▶ **GIVEN TASK**
Gather the lines below that include the string "label", copying each in full.

▶ **EXTRACTED INFORMATION**
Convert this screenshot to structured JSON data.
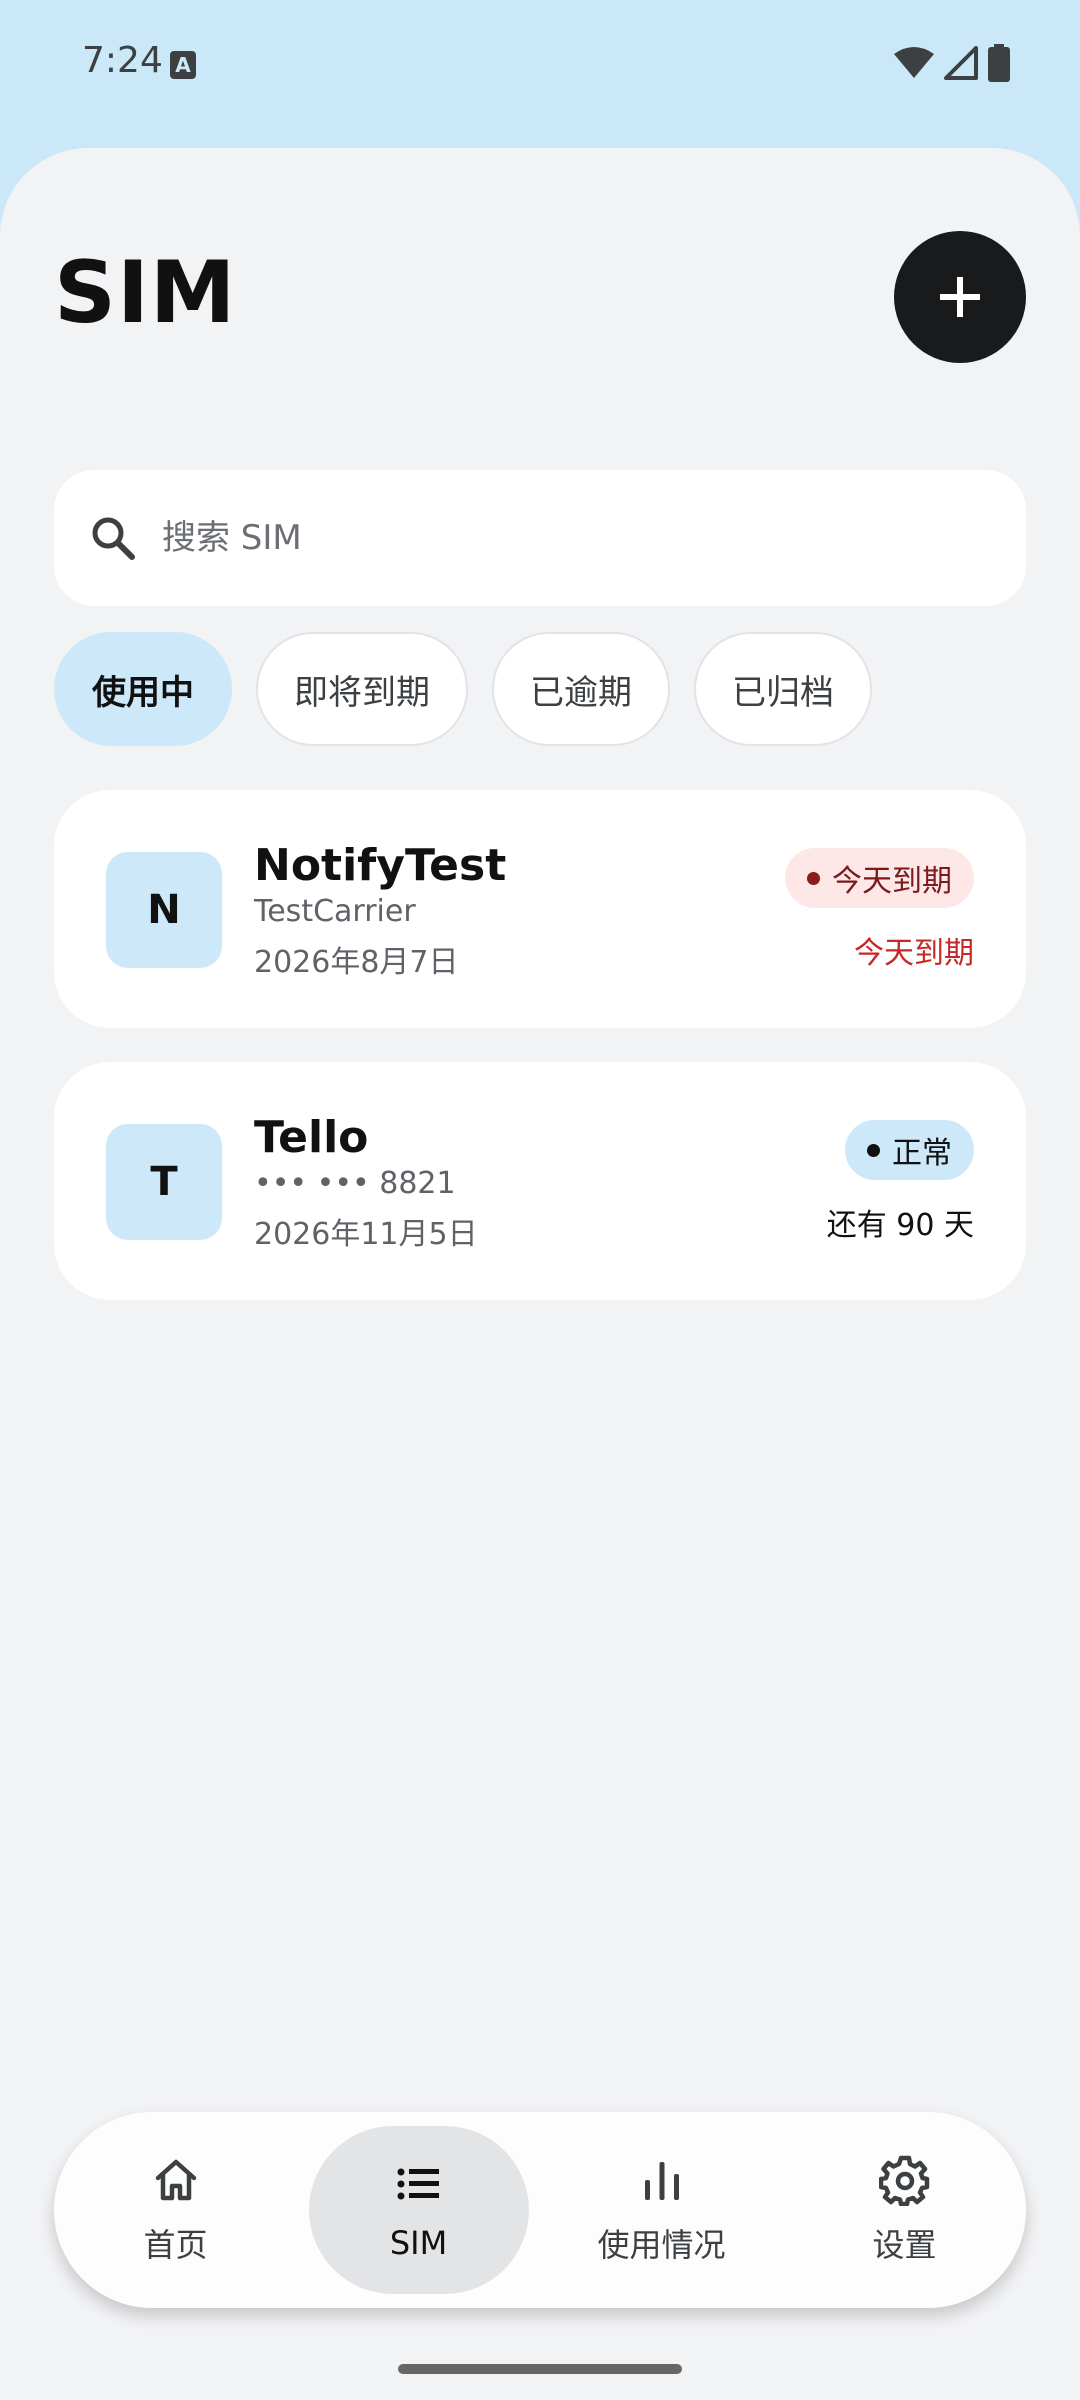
{
  "status": {
    "time": "7:24",
    "a_badge": "A"
  },
  "header": {
    "title": "SIM"
  },
  "search": {
    "placeholder": "搜索 SIM"
  },
  "filters": [
    {
      "label": "使用中",
      "active": true
    },
    {
      "label": "即将到期",
      "active": false
    },
    {
      "label": "已逾期",
      "active": false
    },
    {
      "label": "已归档",
      "active": false
    }
  ],
  "cards": [
    {
      "initial": "N",
      "name": "NotifyTest",
      "carrier": "TestCarrier",
      "date": "2026年8月7日",
      "badge": "今天到期",
      "remaining": "今天到期"
    },
    {
      "initial": "T",
      "name": "Tello",
      "carrier": "••• ••• 8821",
      "date": "2026年11月5日",
      "badge": "正常",
      "remaining": "还有 90 天"
    }
  ],
  "nav": [
    {
      "label": "首页",
      "icon": "home-icon"
    },
    {
      "label": "SIM",
      "icon": "list-icon"
    },
    {
      "label": "使用情况",
      "icon": "bar-chart-icon"
    },
    {
      "label": "设置",
      "icon": "gear-icon"
    }
  ],
  "colors": {
    "accent": "#cde8f8",
    "background": "#f2f3f5",
    "warning": "#c62828",
    "fab": "#181a1b"
  }
}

▶ **OUTPUT BELOW**
      "label": "使用中",
      "label": "即将到期",
      "label": "已逾期",
      "label": "已归档",
      "label": "首页",
      "label": "SIM",
      "label": "使用情况",
      "label": "设置",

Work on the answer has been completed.